> [DATASET]:
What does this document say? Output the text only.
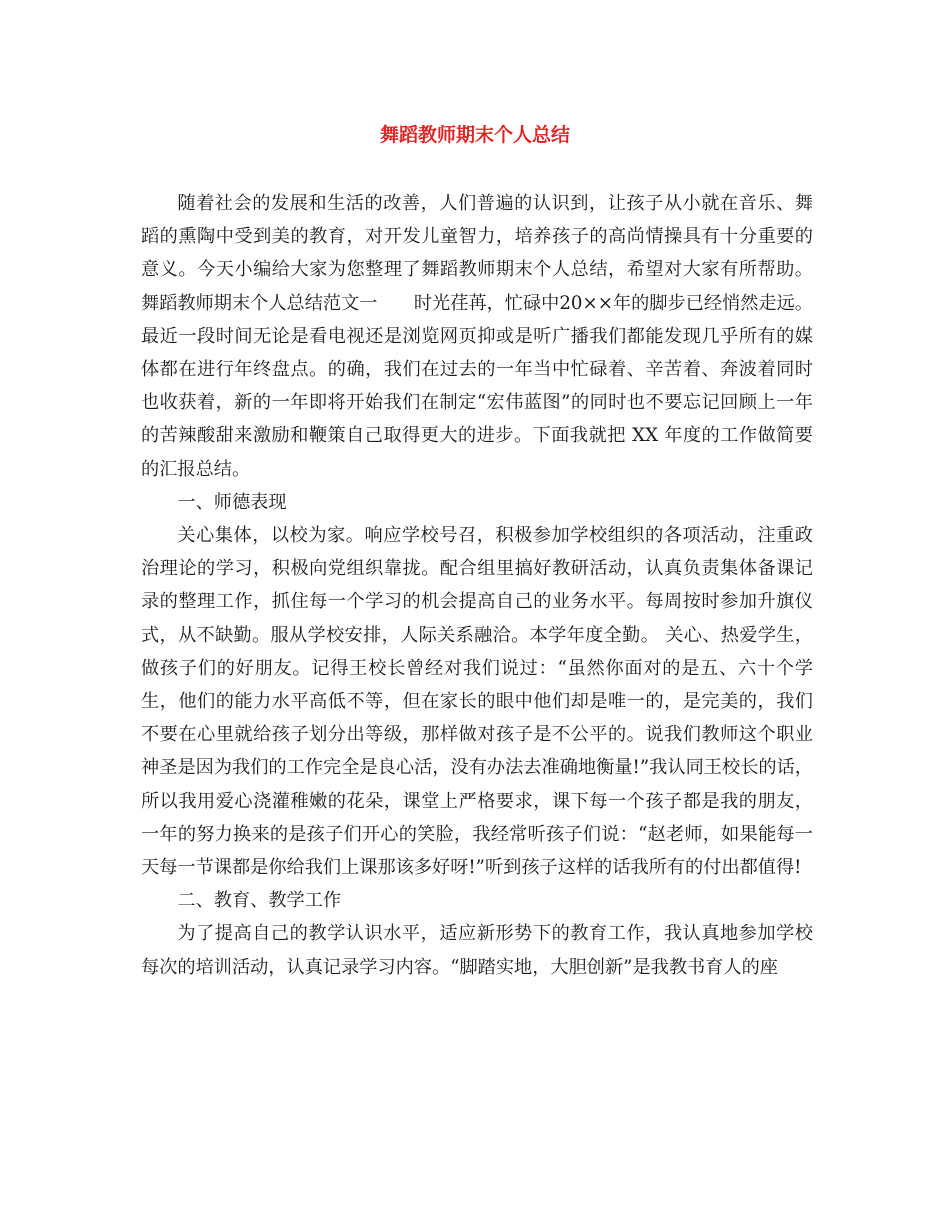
舞蹈教师期末个人总结

随着社会的发展和生活的改善，人们普遍的认识到，让孩子从小就在音乐、舞蹈的熏陶中受到美的教育，对开发儿童智力，培养孩子的高尚情操具有十分重要的意义。今天小编给大家为您整理了舞蹈教师期末个人总结，希望对大家有所帮助。舞蹈教师期末个人总结范文一　　时光荏苒，忙碌中20××年的脚步已经悄然走远。最近一段时间无论是看电视还是浏览网页抑或是听广播我们都能发现几乎所有的媒体都在进行年终盘点。的确，我们在过去的一年当中忙碌着、辛苦着、奔波着同时也收获着，新的一年即将开始我们在制定“宏伟蓝图”的同时也不要忘记回顾上一年的苦辣酸甜来激励和鞭策自己取得更大的进步。下面我就把 XX 年度的工作做简要的汇报总结。

一、师德表现

关心集体，以校为家。响应学校号召，积极参加学校组织的各项活动，注重政治理论的学习，积极向党组织靠拢。配合组里搞好教研活动，认真负责集体备课记录的整理工作，抓住每一个学习的机会提高自己的业务水平。每周按时参加升旗仪式，从不缺勤。服从学校安排，人际关系融洽。本学年度全勤。 关心、热爱学生，做孩子们的好朋友。记得王校长曾经对我们说过：“虽然你面对的是五、六十个学生，他们的能力水平高低不等，但在家长的眼中他们却是唯一的，是完美的，我们不要在心里就给孩子划分出等级，那样做对孩子是不公平的。说我们教师这个职业神圣是因为我们的工作完全是良心活，没有办法去准确地衡量!”我认同王校长的话，所以我用爱心浇灌稚嫩的花朵，课堂上严格要求，课下每一个孩子都是我的朋友，一年的努力换来的是孩子们开心的笑脸，我经常听孩子们说：“赵老师，如果能每一天每一节课都是你给我们上课那该多好呀!”听到孩子这样的话我所有的付出都值得!

二、教育、教学工作

为了提高自己的教学认识水平，适应新形势下的教育工作，我认真地参加学校每次的培训活动，认真记录学习内容。“脚踏实地，大胆创新”是我教书育人的座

> [TASK BRIEF]:
From the material above, reproduce everything verbatim except the pictures.

> [RESULT BELOW]:
What does this document say? Output the text only.
舞蹈教师期末个人总结

随着社会的发展和生活的改善，人们普遍的认识到，让孩子从小就在音乐、舞蹈的熏陶中受到美的教育，对开发儿童智力，培养孩子的高尚情操具有十分重要的意义。今天小编给大家为您整理了舞蹈教师期末个人总结，希望对大家有所帮助。舞蹈教师期末个人总结范文一　　时光荏苒，忙碌中20××年的脚步已经悄然走远。最近一段时间无论是看电视还是浏览网页抑或是听广播我们都能发现几乎所有的媒体都在进行年终盘点。的确，我们在过去的一年当中忙碌着、辛苦着、奔波着同时也收获着，新的一年即将开始我们在制定“宏伟蓝图”的同时也不要忘记回顾上一年的苦辣酸甜来激励和鞭策自己取得更大的进步。下面我就把 XX 年度的工作做简要的汇报总结。

一、师德表现

关心集体，以校为家。响应学校号召，积极参加学校组织的各项活动，注重政治理论的学习，积极向党组织靠拢。配合组里搞好教研活动，认真负责集体备课记录的整理工作，抓住每一个学习的机会提高自己的业务水平。每周按时参加升旗仪式，从不缺勤。服从学校安排，人际关系融洽。本学年度全勤。 关心、热爱学生，做孩子们的好朋友。记得王校长曾经对我们说过：“虽然你面对的是五、六十个学生，他们的能力水平高低不等，但在家长的眼中他们却是唯一的，是完美的，我们不要在心里就给孩子划分出等级，那样做对孩子是不公平的。说我们教师这个职业神圣是因为我们的工作完全是良心活，没有办法去准确地衡量!”我认同王校长的话，所以我用爱心浇灌稚嫩的花朵，课堂上严格要求，课下每一个孩子都是我的朋友，一年的努力换来的是孩子们开心的笑脸，我经常听孩子们说：“赵老师，如果能每一天每一节课都是你给我们上课那该多好呀!”听到孩子这样的话我所有的付出都值得!

二、教育、教学工作

为了提高自己的教学认识水平，适应新形势下的教育工作，我认真地参加学校每次的培训活动，认真记录学习内容。“脚踏实地，大胆创新”是我教书育人的座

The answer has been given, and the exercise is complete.